E anch’io vorrei camminare con lui, ma quel luogo non c’è. Siamo tutti 
costretti a ricordare. Ma ricordare non può voler dire rimanere incapsulati 
in uno choc che ci impedisca di pensare e di agire razionalmente.

Nelle lunghe ore in cui sono rimasto, come centinaia di milioni di persone 
di tutta la Terra, seduto davanti al televisore, quasi ipnotizzato, 
guardando quel cielo senza luce mi è capitato di ripensare a un verso di 
Shakespeare: “Questo mattino reca una lugubre pace. Il sole, per il dolore, 
non vuole mostrare il suo volto”. Quel verso sta in “Romeo e Giulietta”, 
tenera storia di due giovani sposi ma anche terribile racconto di un odio 
insensato; e certo la parola “pace” voleva dire silenzio stupefatto, 
orrore, senso di inermità davanti a un tetro capolavoro del male. E’ la 
“pace” che in queste ore inchioda anche noi: qualcuno in preghiera, qualcun 
altro ai tavoli su cui i generali distendono le carte geografiche e 
scelgono dove colpire, qualcun altro, infine - i più - in una fonda paura, 
paralizzante. La tragedia contemplata in diretta sui nostri teleschermi 
sembra prepararne un’altra, più vasta, planetaria. Ancora una guerra nella 
storia dell’umanità.

Voci di impaginazione basate su immagini:

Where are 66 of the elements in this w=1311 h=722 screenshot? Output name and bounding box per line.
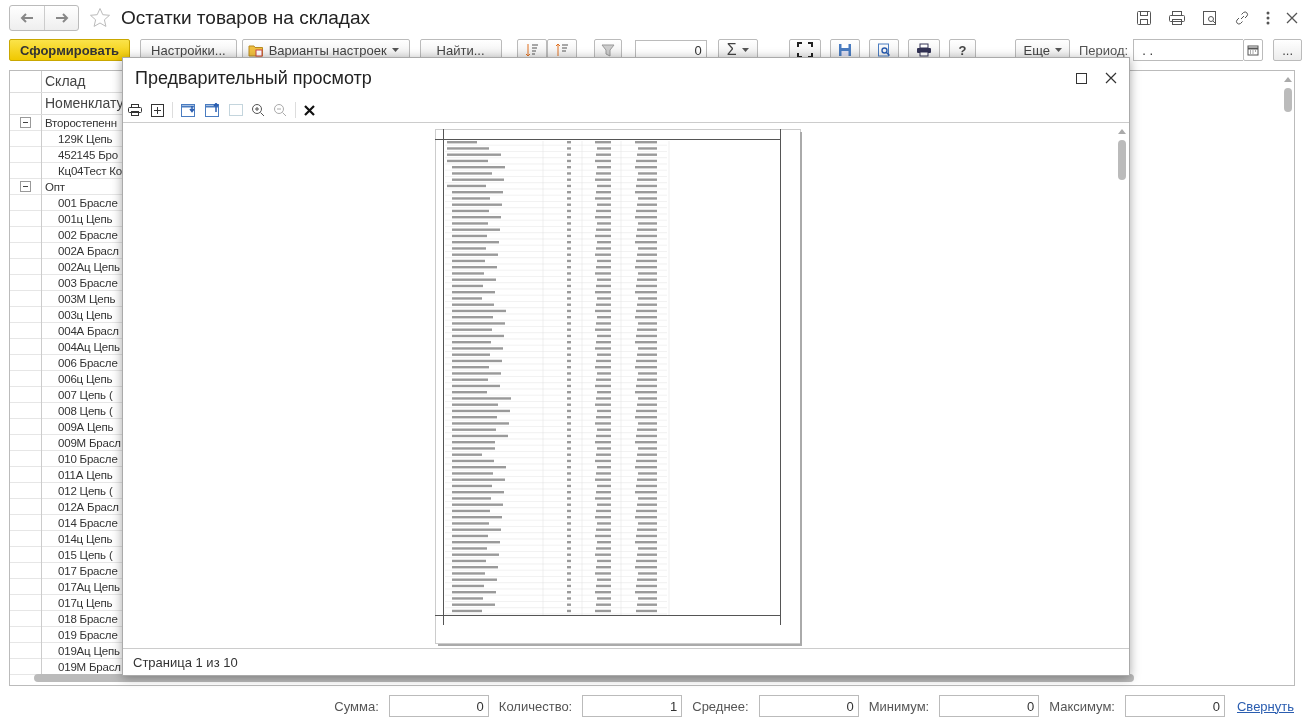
previous-page-button[interactable] <box>205 103 221 117</box>
generate-button[interactable]: Сформировать <box>9 39 131 61</box>
save-button[interactable] <box>1136 10 1152 26</box>
more-menu-icon[interactable] <box>1266 11 1270 25</box>
dialog-title: Предварительный просмотр <box>135 67 373 89</box>
collapse-link[interactable]: Свернуть <box>1237 698 1294 714</box>
zoom-in-icon <box>251 103 265 117</box>
plus-box-icon <box>151 103 164 117</box>
scrollbar-thumb[interactable] <box>1118 140 1126 180</box>
link-icon <box>1234 10 1250 26</box>
floppy-icon <box>1136 10 1152 26</box>
star-icon <box>89 7 111 29</box>
link-button[interactable] <box>1234 10 1250 26</box>
summary-field[interactable]: 0 <box>939 695 1040 717</box>
summary-field[interactable]: 0 <box>388 695 489 717</box>
period-field[interactable]: . . <box>1133 39 1244 61</box>
printer-icon <box>127 103 143 117</box>
column-header: Склад <box>41 71 86 92</box>
expand-all-button[interactable] <box>151 103 164 117</box>
caret-icon <box>1054 48 1062 52</box>
maximize-icon <box>1076 72 1087 84</box>
ellipsis-button[interactable]: ... <box>1273 39 1302 61</box>
kebab-icon <box>1266 11 1270 25</box>
summary-label: Минимум: <box>868 698 930 714</box>
dotted-frame-icon <box>229 104 243 116</box>
caret-icon <box>741 48 749 52</box>
collapse-icon <box>20 117 31 128</box>
zoom-in-button[interactable] <box>251 103 265 117</box>
calendar-icon <box>1247 44 1260 56</box>
sort-ascending-icon <box>554 43 569 57</box>
maximize-button[interactable] <box>1076 72 1087 84</box>
summary-label: Сумма: <box>334 698 379 714</box>
preview-button[interactable] <box>1202 10 1218 26</box>
window-title: Остатки товаров на складах <box>121 7 371 29</box>
summary-label: Среднее: <box>692 698 749 714</box>
page-counter: Страница 1 из 10 <box>133 654 238 670</box>
print-button[interactable] <box>1168 10 1186 26</box>
summary-label: Количество: <box>498 698 573 714</box>
close-icon <box>1105 72 1117 84</box>
magnifier-page-icon <box>1202 10 1218 26</box>
zoom-out-icon <box>273 103 287 117</box>
close-icon <box>1286 12 1298 24</box>
summary-field[interactable]: 0 <box>758 695 859 717</box>
back-arrow-icon <box>20 13 34 23</box>
print-button[interactable] <box>127 103 143 117</box>
forward-arrow-icon <box>54 13 69 23</box>
printer-icon <box>1168 10 1186 26</box>
close-preview-button[interactable] <box>304 104 315 116</box>
collapse-icon <box>20 181 31 192</box>
scroll-up-icon <box>1118 129 1126 134</box>
sort-descending-icon <box>524 43 539 57</box>
scrollbar-thumb[interactable] <box>1284 88 1292 112</box>
magnifier-page-icon <box>876 43 891 57</box>
summary-field[interactable]: 1 <box>582 695 683 717</box>
summary-label: Максимум: <box>1049 698 1115 714</box>
close-button[interactable] <box>1286 12 1298 24</box>
summary-field[interactable]: 0 <box>1125 695 1225 717</box>
dialog-close-button[interactable] <box>1105 72 1117 84</box>
counter-field[interactable]: 0 <box>634 40 707 60</box>
fullscreen-icon <box>796 42 813 58</box>
calendar-button[interactable] <box>1243 39 1264 61</box>
close-icon <box>304 104 315 116</box>
caret-icon <box>391 48 399 52</box>
scroll-up-icon <box>1284 77 1292 82</box>
period-label: Период: <box>1078 42 1129 58</box>
next-page-button[interactable] <box>181 103 197 117</box>
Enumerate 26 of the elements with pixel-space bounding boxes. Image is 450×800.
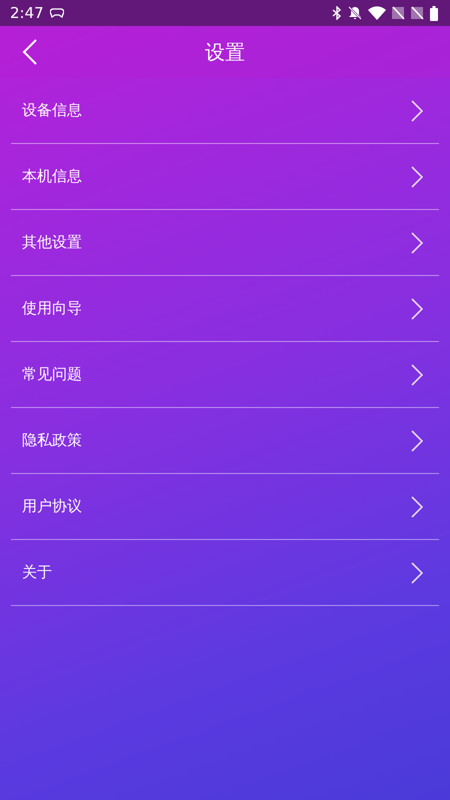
chevron-right-icon	[411, 430, 423, 452]
menu-item[interactable]: 用户协议	[11, 474, 439, 540]
menu-item[interactable]: 使用向导	[11, 276, 439, 342]
bluetooth-icon	[332, 6, 342, 20]
battery-icon	[430, 6, 438, 20]
gamepad-icon	[50, 7, 64, 19]
chevron-right-icon	[411, 298, 423, 320]
menu-item[interactable]: 常见问题	[11, 342, 439, 408]
back-button[interactable]	[22, 38, 38, 66]
muted-bell-icon	[348, 6, 362, 20]
chevron-right-icon	[411, 232, 423, 254]
menu-item[interactable]: 设备信息	[11, 78, 439, 144]
chevron-right-icon	[411, 100, 423, 122]
signal-icon	[392, 6, 405, 20]
chevron-right-icon	[411, 166, 423, 188]
status-time: 2:47	[10, 4, 44, 22]
menu-item[interactable]: 关于	[11, 540, 439, 606]
signal-icon	[411, 6, 424, 20]
wifi-icon	[368, 6, 386, 20]
menu-item[interactable]: 隐私政策	[11, 408, 439, 474]
chevron-right-icon	[411, 496, 423, 518]
chevron-right-icon	[411, 562, 423, 584]
page-title: 设置	[205, 38, 245, 66]
menu-item[interactable]: 本机信息	[11, 144, 439, 210]
menu-item[interactable]: 其他设置	[11, 210, 439, 276]
chevron-right-icon	[411, 364, 423, 386]
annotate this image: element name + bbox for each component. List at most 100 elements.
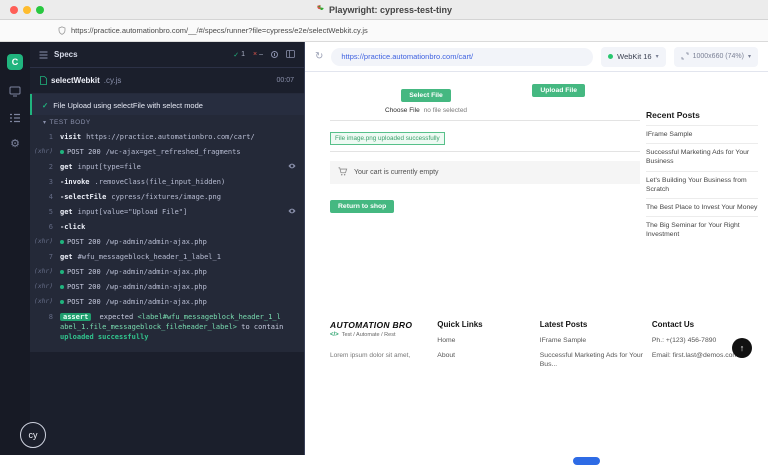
app-window: Playwright: cypress-test-tiny https://pr… [0,0,768,468]
quick-links-title: Quick Links [437,320,483,329]
choose-file-label[interactable]: Choose File [385,107,420,114]
no-file-text: no file selected [423,107,468,114]
scroll-to-top-button[interactable]: ↑ [732,338,752,358]
command-row[interactable]: 6 -click [34,219,298,234]
macos-titlebar: Playwright: cypress-test-tiny [0,0,768,20]
browser-icon[interactable] [9,86,21,97]
recent-post-link[interactable]: Let's Building Your Business from Scratc… [646,170,758,198]
aut-panel: ↻ https://practice.automationbro.com/car… [305,42,768,455]
quick-link[interactable]: About [437,351,533,361]
check-icon: ✓ [42,101,49,110]
close-window-button[interactable] [10,6,18,14]
address-url[interactable]: https://practice.automationbro.com/__/#/… [71,26,368,35]
quick-links-list: Home About [437,336,533,360]
chevron-down-icon: ▾ [747,54,751,60]
file-upload-row: Select File Choose File no file selected … [330,84,640,121]
cypress-cy-logo[interactable]: cy [20,422,46,448]
spec-file-row[interactable]: selectWebkit .cy.js 00:07 [30,68,304,94]
xhr-status-dot [60,284,64,289]
latest-posts-title: Latest Posts [539,320,588,329]
browser-address-bar: https://practice.automationbro.com/__/#/… [0,20,768,42]
aut-url-field[interactable]: https://practice.automationbro.com/cart/ [331,47,594,66]
empty-cart-text: Your cart is currently empty [354,169,439,176]
upload-result-row: File image.png uploaded successfully [330,121,640,152]
failed-stat: × – [253,51,263,58]
command-row[interactable]: 3 -invoke .removeClass(file_input_hidden) [34,174,298,189]
eye-icon[interactable] [288,162,296,172]
collapse-panel-icon[interactable] [286,49,295,60]
passed-stat: ✓ 1 [233,51,245,59]
command-log: 1 visit https://practice.automationbro.co… [30,127,304,352]
recent-post-link[interactable]: IFrame Sample [646,125,758,143]
latest-post-link[interactable]: IFrame Sample [540,336,646,346]
test-stats: ✓ 1 × – [233,49,295,60]
assert-middle: to contain [241,322,284,331]
test-title: File Upload using selectFile with select… [53,101,203,110]
recent-post-link[interactable]: The Big Seminar for Your Right Investmen… [646,216,758,243]
command-row[interactable]: (xhr) POST 200/wp-admin/admin-ajax.php [34,279,298,294]
xhr-status-dot [60,269,64,274]
test-title-row[interactable]: ✓ File Upload using selectFile with sele… [30,94,304,115]
command-row[interactable]: 5 get input[value="Upload File"] [34,204,298,219]
command-row[interactable]: (xhr) POST 200/wp-admin/admin-ajax.php [34,234,298,249]
empty-cart-notice: Your cart is currently empty [330,161,640,184]
page-footer: AUTOMATION BRO </> Test / Automate / Res… [330,320,758,375]
resize-icon [681,52,689,62]
bottom-strip [0,455,768,468]
assert-expected: expected [99,312,134,321]
command-row[interactable]: 1 visit https://practice.automationbro.co… [34,129,298,144]
reporter-filler [30,352,304,455]
command-row[interactable]: (xhr) POST 200/wp-admin/admin-ajax.php [34,264,298,279]
command-list: 1 visit https://practice.automationbro.co… [34,129,298,309]
main-area: C ⚙ Specs ✓ 1 × – selectWebkit .cy.js 00… [0,42,768,455]
bottom-blue-pill [573,457,600,465]
browser-selector[interactable]: WebKit 16 ▾ [601,46,666,67]
spec-duration: 00:07 [276,77,294,84]
latest-post-link[interactable]: Successful Marketing Ads for Your Bus... [540,351,646,370]
quick-link[interactable]: Home [437,336,533,346]
x-icon: × [253,51,258,58]
aut-header: ↻ https://practice.automationbro.com/car… [305,42,768,72]
file-input[interactable]: Choose File no file selected [385,107,467,114]
cart-content: Select File Choose File no file selected … [330,84,640,243]
arrow-up-icon: ↑ [739,343,745,353]
settings-gear-icon[interactable]: ⚙ [10,139,20,150]
chevron-down-icon: ▾ [655,54,659,60]
upload-success-message: File image.png uploaded successfully [330,132,445,145]
viewport-size-selector[interactable]: 1000x660 (74%) ▾ [673,46,758,67]
recent-posts-widget: Recent Posts IFrame Sample Successful Mar… [646,84,758,243]
check-icon: ✓ [233,51,240,59]
command-row[interactable]: 7 get #wfu_messageblock_header_1_label_1 [34,249,298,264]
test-block: ✓ File Upload using selectFile with sele… [30,94,304,352]
command-row-assert[interactable]: 8 assert expected <label#wfu_messagebloc… [34,309,298,344]
return-to-shop-button[interactable]: Return to shop [330,200,395,213]
zoom-window-button[interactable] [36,6,44,14]
recent-post-link[interactable]: The Best Place to Invest Your Money [646,197,758,216]
refresh-icon[interactable]: ↻ [315,51,323,62]
cypress-logo[interactable]: C [7,54,23,70]
cypress-nav-strip: C ⚙ [0,42,30,455]
footer-brand-column: AUTOMATION BRO </> Test / Automate / Res… [330,320,431,375]
spec-file-icon [40,72,47,90]
brand-logo: AUTOMATION BRO [330,320,413,330]
recent-posts-title: Recent Posts [646,110,700,120]
command-row[interactable]: 4 -selectFile cypress/fixtures/image.png [34,189,298,204]
aut-page: Select File Choose File no file selected … [305,72,768,455]
command-row[interactable]: 2 get input[type=file [34,159,298,174]
footer-latest-posts-column: Latest Posts IFrame Sample Successful Mar… [540,320,646,375]
command-row[interactable]: (xhr) POST 200/wp-admin/admin-ajax.php [34,294,298,309]
select-file-button[interactable]: Select File [401,89,451,102]
upload-file-button[interactable]: Upload File [532,84,585,97]
footer-quick-links-column: Quick Links Home About [437,320,533,375]
test-body-toggle[interactable]: ▾ TEST BODY [30,115,304,127]
minimize-window-button[interactable] [23,6,31,14]
command-row[interactable]: (xhr) POST 200/wc-ajax=get_refreshed_fra… [34,144,298,159]
eye-icon[interactable] [288,207,296,217]
checklist-icon[interactable] [9,113,21,123]
specs-menu-icon[interactable] [39,46,48,64]
recent-post-link[interactable]: Successful Marketing Ads for Your Busine… [646,143,758,170]
xhr-status-dot [60,299,64,304]
window-title: Playwright: cypress-test-tiny [328,4,453,15]
spec-name: selectWebkit [51,76,100,85]
cypress-reporter: Specs ✓ 1 × – selectWebkit .cy.js 00:07 ✓ … [30,42,305,455]
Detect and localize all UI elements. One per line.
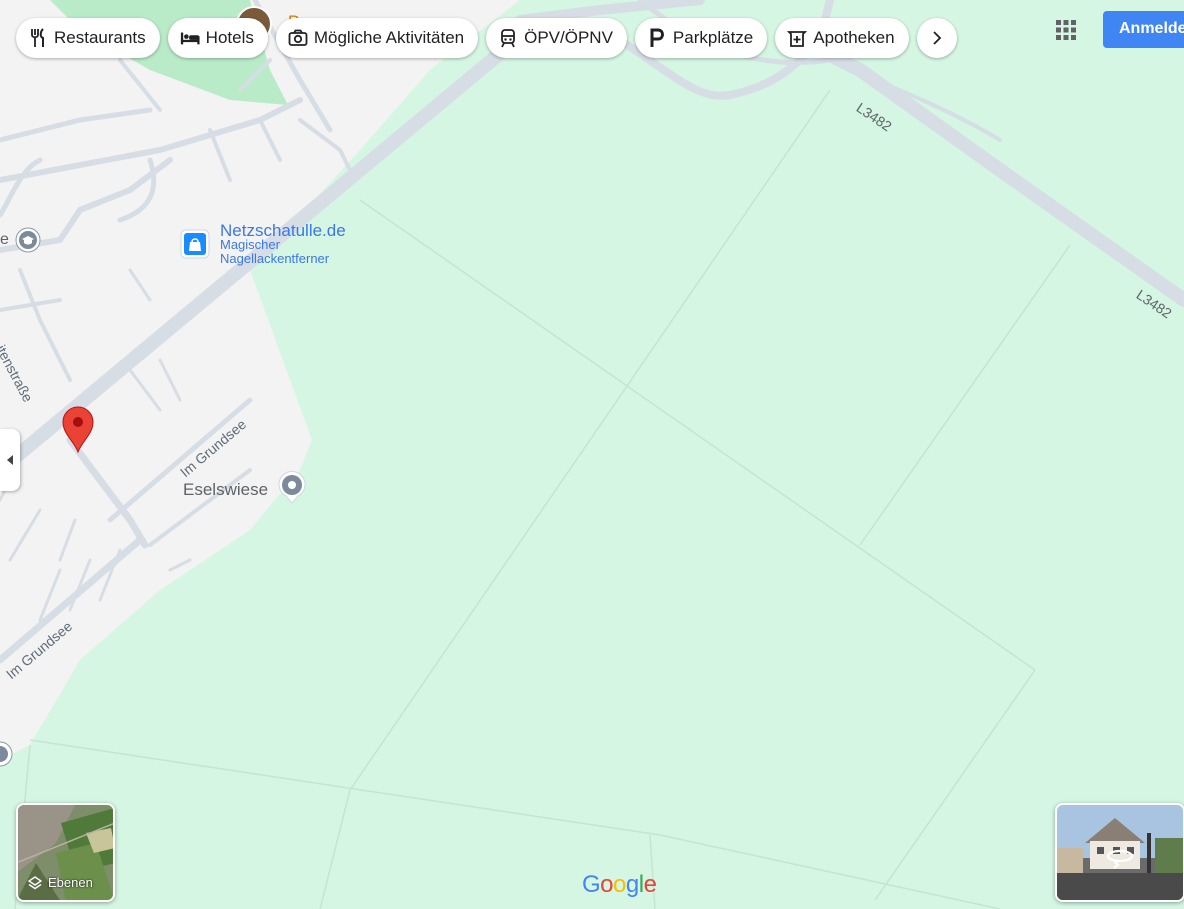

Attività da svolgere:
(A) Da quale opera di Shakespeare proviene il verso citato nell'estratto?
(B) Trascrivi parola per parola il passo dell'estratto compreso tra "E anch’io vorrei" e "di agire razionalmente.", estremi inclusi.
(C) Traduci in inglese questa frase dell'estratto: "La tragedia contemplata in diretta sui nostri teleschermi sembra prepararne un’altra, più vasta, planetaria."

Soluzioni delle attività:
(A) Da "Romeo e Giulietta".

(B)
E anch’io vorrei camminare con lui, ma quel luogo non c’è. Siamo tutti 
costretti a ricordare. Ma ricordare non può voler dire rimanere incapsulati 
in uno choc che ci impedisca di pensare e di agire razionalmente.

(C) The tragedy watched live on our television screens seems to be preparing another one, vaster, planetary.